* Given problem: Extract all lines containing "Optional".

+++ Recorded data +++

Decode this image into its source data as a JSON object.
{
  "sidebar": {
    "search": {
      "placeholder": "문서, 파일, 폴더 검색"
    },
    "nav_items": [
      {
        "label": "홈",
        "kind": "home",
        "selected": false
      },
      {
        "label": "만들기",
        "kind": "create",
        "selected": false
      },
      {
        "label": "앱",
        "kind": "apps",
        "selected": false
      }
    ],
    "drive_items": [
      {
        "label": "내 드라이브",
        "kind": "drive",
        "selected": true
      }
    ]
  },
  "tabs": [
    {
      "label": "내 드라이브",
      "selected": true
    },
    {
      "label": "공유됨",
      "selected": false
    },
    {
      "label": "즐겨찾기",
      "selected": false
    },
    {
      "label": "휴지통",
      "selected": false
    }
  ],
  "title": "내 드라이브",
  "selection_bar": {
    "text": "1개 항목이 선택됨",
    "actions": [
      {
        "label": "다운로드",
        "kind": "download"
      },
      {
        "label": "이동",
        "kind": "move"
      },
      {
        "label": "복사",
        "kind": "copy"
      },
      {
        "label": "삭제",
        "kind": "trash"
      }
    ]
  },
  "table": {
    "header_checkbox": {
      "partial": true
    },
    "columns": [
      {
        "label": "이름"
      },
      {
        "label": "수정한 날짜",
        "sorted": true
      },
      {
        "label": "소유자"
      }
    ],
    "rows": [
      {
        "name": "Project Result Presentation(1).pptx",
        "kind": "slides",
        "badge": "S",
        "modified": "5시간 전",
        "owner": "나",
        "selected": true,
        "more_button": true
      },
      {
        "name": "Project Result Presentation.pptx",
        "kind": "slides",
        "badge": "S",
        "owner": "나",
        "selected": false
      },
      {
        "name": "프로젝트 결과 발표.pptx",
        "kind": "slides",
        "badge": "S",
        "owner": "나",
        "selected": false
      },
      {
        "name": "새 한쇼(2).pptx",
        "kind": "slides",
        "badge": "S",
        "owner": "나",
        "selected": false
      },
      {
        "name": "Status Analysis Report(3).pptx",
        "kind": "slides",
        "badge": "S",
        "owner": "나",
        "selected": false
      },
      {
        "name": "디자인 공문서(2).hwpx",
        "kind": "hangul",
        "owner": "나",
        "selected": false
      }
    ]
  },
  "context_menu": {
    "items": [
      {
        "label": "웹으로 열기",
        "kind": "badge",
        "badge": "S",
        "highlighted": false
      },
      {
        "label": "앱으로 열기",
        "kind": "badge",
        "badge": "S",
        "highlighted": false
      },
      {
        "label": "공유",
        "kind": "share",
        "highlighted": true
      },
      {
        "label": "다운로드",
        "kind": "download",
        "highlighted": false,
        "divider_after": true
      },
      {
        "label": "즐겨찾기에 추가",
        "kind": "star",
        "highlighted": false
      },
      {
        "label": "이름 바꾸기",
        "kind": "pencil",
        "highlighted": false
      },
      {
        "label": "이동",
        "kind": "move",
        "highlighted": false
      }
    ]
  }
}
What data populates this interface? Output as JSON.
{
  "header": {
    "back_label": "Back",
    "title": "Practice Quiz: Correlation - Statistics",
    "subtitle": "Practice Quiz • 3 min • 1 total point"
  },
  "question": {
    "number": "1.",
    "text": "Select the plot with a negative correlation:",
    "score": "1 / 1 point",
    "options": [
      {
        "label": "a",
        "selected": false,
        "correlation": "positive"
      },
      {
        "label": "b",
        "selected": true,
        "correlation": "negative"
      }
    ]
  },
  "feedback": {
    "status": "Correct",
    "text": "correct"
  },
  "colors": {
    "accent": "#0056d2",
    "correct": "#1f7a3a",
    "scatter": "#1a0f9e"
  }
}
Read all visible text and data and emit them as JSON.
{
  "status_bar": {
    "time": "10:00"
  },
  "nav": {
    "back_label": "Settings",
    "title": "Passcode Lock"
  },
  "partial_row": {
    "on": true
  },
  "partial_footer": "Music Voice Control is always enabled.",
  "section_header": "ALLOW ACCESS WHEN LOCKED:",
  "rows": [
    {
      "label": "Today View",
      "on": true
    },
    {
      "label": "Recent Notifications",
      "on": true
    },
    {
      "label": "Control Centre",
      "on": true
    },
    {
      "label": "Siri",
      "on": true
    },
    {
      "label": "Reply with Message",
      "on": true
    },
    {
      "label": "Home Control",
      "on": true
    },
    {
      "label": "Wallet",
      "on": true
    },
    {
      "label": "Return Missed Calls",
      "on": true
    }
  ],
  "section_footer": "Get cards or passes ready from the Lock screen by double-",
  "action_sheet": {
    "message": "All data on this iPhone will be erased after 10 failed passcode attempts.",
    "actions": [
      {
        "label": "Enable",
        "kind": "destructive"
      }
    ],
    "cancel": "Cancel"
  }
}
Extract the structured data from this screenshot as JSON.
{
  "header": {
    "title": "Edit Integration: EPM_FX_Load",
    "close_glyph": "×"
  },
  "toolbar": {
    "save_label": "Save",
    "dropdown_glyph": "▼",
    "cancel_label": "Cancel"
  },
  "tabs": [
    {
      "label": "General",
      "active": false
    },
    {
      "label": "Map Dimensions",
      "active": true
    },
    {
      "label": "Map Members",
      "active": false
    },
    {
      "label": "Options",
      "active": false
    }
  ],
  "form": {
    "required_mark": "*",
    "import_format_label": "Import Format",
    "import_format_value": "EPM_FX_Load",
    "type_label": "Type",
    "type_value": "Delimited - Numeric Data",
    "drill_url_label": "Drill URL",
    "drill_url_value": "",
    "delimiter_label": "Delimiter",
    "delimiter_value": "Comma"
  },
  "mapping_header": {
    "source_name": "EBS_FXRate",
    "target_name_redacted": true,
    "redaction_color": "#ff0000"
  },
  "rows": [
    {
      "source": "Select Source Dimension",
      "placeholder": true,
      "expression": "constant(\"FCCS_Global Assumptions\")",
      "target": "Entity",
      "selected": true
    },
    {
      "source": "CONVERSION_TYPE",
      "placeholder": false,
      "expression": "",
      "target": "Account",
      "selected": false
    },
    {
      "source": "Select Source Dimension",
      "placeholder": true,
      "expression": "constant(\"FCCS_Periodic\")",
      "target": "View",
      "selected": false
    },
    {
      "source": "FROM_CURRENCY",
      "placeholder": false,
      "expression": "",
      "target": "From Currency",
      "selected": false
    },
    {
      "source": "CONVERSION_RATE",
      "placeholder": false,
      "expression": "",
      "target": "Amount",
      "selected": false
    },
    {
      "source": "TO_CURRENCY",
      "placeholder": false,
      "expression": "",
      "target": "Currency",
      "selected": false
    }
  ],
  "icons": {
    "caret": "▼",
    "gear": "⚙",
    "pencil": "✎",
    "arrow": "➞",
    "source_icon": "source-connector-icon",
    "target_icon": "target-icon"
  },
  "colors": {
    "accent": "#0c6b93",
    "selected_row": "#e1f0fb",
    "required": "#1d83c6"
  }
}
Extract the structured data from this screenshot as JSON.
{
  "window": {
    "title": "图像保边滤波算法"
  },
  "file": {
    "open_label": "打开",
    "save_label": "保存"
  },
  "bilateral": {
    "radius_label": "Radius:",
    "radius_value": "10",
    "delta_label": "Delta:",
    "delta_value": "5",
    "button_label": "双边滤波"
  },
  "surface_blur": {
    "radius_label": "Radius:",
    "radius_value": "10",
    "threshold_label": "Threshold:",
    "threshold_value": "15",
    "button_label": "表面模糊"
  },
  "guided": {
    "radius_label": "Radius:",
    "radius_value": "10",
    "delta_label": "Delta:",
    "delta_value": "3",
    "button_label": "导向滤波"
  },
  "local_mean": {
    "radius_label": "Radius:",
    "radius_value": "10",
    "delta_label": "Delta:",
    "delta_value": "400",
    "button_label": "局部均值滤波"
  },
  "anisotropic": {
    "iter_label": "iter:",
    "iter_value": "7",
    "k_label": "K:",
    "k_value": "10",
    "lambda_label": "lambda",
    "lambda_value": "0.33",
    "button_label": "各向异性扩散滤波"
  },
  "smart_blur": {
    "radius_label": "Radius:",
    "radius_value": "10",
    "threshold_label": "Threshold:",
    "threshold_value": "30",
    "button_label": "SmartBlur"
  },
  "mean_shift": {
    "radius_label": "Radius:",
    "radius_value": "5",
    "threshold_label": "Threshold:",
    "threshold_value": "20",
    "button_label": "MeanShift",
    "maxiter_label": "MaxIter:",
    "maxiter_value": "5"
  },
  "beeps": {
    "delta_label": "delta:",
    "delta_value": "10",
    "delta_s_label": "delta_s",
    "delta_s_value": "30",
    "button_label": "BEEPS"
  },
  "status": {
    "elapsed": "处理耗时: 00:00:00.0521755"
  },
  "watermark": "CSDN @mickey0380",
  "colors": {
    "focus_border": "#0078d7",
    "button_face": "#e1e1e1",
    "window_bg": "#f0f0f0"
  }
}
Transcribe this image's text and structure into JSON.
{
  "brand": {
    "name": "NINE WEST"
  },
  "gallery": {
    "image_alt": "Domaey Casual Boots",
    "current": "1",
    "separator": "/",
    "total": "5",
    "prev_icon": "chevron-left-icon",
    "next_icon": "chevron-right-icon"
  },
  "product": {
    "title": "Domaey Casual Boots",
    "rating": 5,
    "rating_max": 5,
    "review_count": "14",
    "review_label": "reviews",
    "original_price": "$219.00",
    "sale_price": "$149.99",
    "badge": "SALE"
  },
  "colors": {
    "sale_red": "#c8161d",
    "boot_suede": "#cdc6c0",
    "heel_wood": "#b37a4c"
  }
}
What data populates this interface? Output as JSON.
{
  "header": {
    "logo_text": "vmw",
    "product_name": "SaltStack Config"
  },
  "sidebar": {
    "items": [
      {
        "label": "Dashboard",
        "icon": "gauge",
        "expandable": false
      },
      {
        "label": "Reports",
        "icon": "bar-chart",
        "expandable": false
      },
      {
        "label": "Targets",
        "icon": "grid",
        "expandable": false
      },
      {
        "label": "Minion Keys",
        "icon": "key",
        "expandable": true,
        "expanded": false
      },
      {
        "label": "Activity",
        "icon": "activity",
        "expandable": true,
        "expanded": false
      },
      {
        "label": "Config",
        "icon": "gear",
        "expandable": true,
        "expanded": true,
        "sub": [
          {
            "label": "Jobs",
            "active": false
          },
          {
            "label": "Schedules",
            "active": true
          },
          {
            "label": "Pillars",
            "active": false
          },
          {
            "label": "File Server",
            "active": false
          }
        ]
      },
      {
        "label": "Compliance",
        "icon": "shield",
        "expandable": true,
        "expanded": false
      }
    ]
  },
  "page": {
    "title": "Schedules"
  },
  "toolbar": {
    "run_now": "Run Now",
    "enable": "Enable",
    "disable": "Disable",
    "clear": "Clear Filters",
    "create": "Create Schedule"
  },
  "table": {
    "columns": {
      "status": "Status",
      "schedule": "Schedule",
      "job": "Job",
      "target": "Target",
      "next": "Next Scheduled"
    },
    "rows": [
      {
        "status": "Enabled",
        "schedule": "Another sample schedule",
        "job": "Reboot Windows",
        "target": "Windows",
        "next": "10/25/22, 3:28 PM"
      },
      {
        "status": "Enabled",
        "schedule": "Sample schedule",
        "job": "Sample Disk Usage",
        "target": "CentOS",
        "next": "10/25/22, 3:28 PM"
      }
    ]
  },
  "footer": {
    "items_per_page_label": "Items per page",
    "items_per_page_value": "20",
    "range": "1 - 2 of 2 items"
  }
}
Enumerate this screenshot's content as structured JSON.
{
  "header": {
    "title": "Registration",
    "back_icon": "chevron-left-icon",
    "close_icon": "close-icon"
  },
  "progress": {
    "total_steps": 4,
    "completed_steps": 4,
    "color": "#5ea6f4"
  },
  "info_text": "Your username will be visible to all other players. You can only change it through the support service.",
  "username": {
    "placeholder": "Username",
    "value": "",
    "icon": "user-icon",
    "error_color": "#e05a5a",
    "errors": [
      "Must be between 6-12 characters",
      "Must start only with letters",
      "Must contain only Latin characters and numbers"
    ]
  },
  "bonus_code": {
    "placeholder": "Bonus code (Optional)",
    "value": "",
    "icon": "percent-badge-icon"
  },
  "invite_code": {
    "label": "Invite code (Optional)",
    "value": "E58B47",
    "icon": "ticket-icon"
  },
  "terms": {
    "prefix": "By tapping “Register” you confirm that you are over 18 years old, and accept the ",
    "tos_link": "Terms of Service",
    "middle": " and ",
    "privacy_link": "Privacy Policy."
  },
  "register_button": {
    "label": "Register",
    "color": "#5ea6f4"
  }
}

+++

* Response to the task:
    "placeholder": "Bonus code (Optional)",
    "label": "Invite code (Optional)",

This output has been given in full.